> Excerpted records

- - -

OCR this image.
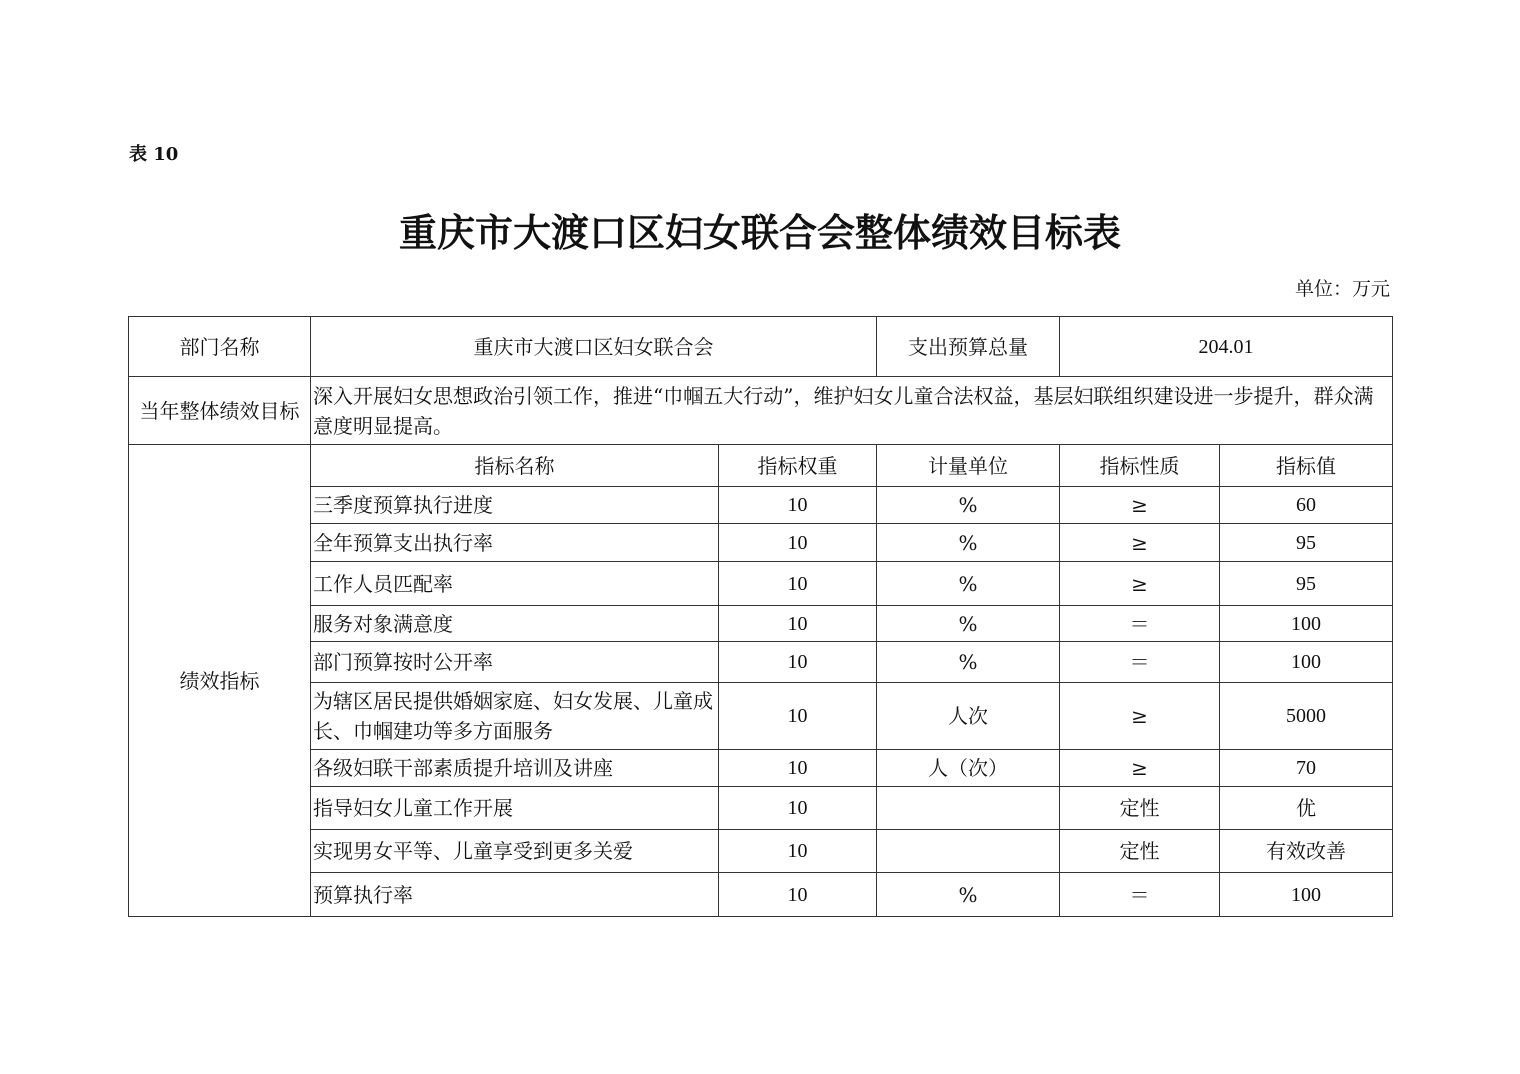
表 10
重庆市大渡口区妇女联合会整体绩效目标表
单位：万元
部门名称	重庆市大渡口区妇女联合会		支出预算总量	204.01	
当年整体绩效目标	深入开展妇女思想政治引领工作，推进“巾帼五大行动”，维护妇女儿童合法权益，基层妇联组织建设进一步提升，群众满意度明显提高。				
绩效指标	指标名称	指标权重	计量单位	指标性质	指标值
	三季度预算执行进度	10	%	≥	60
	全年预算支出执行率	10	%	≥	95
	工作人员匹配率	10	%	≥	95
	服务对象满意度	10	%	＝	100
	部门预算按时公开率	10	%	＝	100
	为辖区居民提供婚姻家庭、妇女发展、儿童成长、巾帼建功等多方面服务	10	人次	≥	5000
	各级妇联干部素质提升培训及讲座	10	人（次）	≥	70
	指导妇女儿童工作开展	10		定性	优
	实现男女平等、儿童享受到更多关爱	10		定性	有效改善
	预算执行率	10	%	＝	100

- - -

Each record above should be copied character for character, with pictures dropped.

OCR this image.
表 10
重庆市大渡口区妇女联合会整体绩效目标表
单位：万元
部门名称	重庆市大渡口区妇女联合会		支出预算总量	204.01	
当年整体绩效目标	深入开展妇女思想政治引领工作，推进“巾帼五大行动”，维护妇女儿童合法权益，基层妇联组织建设进一步提升，群众满意度明显提高。				
绩效指标	指标名称	指标权重	计量单位	指标性质	指标值
	三季度预算执行进度	10	%	≥	60
	全年预算支出执行率	10	%	≥	95
	工作人员匹配率	10	%	≥	95
	服务对象满意度	10	%	＝	100
	部门预算按时公开率	10	%	＝	100
	为辖区居民提供婚姻家庭、妇女发展、儿童成长、巾帼建功等多方面服务	10	人次	≥	5000
	各级妇联干部素质提升培训及讲座	10	人（次）	≥	70
	指导妇女儿童工作开展	10		定性	优
	实现男女平等、儿童享受到更多关爱	10		定性	有效改善
	预算执行率	10	%	＝	100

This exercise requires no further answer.